What is needed: Reproduce the data below word for word, starting with the line that contains "Patent image size: (1353, 816)." and continuing through the line that contains "The mobile device 210c is at (220, 617).", including both of those lines and nothing else.

Material for the task:
##########
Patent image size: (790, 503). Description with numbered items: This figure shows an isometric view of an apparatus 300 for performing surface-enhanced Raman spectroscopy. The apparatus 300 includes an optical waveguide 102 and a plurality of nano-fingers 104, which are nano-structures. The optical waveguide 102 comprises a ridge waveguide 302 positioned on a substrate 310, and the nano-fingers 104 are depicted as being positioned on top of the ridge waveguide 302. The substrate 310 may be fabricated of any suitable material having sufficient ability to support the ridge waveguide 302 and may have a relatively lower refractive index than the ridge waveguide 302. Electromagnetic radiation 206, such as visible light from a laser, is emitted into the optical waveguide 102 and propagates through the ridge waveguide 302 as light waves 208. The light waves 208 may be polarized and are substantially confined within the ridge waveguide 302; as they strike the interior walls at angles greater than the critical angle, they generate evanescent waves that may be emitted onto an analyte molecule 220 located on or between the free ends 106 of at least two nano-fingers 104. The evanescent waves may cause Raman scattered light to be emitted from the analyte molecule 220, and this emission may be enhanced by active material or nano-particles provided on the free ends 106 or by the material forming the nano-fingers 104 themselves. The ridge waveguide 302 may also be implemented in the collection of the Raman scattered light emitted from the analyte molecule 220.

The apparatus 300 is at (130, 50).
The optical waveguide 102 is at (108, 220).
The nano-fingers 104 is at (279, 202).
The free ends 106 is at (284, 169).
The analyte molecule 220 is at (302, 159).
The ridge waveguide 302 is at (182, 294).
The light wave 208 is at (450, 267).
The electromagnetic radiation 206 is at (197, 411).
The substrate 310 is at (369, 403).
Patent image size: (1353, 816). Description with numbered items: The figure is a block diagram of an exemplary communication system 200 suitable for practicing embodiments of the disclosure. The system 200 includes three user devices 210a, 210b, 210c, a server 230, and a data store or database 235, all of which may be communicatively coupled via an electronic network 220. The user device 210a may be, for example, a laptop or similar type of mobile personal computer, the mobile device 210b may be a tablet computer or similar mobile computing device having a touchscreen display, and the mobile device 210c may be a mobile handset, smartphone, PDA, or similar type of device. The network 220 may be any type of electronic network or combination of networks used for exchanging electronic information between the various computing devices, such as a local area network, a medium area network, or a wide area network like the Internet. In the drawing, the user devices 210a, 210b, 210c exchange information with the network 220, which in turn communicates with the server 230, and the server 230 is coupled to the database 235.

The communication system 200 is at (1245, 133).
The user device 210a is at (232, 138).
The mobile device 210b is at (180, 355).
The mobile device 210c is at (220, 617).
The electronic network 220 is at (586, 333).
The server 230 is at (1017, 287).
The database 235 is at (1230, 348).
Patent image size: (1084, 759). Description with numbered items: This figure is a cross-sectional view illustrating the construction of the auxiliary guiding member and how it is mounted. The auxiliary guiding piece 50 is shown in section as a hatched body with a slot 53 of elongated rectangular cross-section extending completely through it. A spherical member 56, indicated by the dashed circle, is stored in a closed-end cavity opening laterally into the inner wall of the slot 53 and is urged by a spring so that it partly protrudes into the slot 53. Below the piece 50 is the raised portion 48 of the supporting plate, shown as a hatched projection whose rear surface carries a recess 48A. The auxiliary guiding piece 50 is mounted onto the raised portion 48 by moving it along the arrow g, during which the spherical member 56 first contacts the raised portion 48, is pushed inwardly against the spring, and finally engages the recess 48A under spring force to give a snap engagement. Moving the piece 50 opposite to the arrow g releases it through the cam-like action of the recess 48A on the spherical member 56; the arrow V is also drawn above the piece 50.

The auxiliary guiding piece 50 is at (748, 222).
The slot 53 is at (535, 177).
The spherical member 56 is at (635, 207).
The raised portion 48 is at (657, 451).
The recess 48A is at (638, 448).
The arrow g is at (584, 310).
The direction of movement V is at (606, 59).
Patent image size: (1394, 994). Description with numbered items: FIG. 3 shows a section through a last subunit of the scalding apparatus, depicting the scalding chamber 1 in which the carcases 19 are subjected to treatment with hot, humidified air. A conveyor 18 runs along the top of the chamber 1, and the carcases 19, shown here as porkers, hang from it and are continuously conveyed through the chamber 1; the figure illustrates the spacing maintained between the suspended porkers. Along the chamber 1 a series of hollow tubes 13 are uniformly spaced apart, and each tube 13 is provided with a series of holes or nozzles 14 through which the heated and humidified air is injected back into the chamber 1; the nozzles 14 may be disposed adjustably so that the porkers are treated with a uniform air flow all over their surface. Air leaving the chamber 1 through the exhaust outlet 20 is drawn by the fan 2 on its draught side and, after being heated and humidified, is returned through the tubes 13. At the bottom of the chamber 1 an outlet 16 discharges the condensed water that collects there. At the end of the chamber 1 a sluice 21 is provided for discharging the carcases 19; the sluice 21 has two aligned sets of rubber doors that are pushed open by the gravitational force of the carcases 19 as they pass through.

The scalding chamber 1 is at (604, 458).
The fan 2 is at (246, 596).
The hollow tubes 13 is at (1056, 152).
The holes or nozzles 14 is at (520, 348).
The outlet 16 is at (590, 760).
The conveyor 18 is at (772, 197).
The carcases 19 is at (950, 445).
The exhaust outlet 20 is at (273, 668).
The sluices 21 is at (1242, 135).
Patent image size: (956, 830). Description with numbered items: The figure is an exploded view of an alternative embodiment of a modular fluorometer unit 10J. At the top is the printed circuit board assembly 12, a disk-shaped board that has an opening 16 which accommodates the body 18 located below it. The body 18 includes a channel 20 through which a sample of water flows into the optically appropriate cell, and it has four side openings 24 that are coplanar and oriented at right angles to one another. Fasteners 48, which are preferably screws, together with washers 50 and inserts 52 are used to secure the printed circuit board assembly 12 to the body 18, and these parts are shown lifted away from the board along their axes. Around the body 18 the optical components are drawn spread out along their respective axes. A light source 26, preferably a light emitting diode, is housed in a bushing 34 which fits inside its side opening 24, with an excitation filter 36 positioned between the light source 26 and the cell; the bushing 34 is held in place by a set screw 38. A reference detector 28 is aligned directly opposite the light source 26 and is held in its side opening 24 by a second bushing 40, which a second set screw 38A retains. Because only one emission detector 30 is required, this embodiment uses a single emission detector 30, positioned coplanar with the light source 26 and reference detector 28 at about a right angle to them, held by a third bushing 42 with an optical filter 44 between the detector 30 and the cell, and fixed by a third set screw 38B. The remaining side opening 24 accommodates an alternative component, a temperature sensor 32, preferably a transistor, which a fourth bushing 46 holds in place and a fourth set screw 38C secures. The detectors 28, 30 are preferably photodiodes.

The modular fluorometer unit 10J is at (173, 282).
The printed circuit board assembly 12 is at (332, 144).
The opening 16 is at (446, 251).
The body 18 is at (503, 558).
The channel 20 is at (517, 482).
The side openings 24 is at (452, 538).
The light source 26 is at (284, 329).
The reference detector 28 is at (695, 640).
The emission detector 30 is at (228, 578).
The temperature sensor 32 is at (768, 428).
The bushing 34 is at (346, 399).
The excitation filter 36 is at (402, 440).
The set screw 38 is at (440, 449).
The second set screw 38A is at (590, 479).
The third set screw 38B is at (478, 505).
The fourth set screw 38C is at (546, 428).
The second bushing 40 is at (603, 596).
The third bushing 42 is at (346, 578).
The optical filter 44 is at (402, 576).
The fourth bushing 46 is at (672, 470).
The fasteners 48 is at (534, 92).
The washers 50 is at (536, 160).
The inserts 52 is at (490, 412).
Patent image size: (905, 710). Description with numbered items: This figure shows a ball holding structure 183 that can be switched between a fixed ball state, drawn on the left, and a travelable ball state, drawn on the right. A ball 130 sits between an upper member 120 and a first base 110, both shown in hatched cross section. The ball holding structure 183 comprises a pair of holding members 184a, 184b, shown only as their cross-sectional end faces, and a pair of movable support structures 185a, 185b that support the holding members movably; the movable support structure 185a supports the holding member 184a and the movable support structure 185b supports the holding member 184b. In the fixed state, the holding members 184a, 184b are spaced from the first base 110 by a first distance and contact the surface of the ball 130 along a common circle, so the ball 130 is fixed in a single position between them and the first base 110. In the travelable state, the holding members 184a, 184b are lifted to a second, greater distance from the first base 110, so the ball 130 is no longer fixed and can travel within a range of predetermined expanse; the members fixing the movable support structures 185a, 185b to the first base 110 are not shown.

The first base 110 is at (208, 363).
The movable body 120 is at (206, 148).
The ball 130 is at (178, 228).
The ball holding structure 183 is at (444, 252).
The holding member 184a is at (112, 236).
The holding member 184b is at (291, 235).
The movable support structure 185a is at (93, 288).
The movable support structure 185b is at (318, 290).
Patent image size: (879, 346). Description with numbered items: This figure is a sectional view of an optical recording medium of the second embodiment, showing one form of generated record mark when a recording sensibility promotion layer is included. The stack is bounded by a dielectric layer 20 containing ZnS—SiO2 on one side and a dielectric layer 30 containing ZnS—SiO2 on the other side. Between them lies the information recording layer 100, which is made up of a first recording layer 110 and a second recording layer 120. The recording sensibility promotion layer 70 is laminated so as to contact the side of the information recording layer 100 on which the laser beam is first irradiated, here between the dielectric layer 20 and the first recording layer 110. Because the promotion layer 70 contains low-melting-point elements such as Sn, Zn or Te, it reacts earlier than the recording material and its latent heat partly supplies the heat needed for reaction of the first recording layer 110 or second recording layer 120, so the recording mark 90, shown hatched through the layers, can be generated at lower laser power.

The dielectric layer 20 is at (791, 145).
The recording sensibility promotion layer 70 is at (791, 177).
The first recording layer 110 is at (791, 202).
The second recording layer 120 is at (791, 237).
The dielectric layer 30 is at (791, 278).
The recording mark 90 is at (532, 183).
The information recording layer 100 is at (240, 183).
##########
Exercise result:
Patent image size: (1353, 816). Description with numbered items: The figure is a block diagram of an exemplary communication system 200 suitable for practicing embodiments of the disclosure. The system 200 includes three user devices 210a, 210b, 210c, a server 230, and a data store or database 235, all of which may be communicatively coupled via an electronic network 220. The user device 210a may be, for example, a laptop or similar type of mobile personal computer, the mobile device 210b may be a tablet computer or similar mobile computing device having a touchscreen display, and the mobile device 210c may be a mobile handset, smartphone, PDA, or similar type of device. The network 220 may be any type of electronic network or combination of networks used for exchanging electronic information between the various computing devices, such as a local area network, a medium area network, or a wide area network like the Internet. In the drawing, the user devices 210a, 210b, 210c exchange information with the network 220, which in turn communicates with the server 230, and the server 230 is coupled to the database 235.

The communication system 200 is at (1245, 133).
The user device 210a is at (232, 138).
The mobile device 210b is at (180, 355).
The mobile device 210c is at (220, 617).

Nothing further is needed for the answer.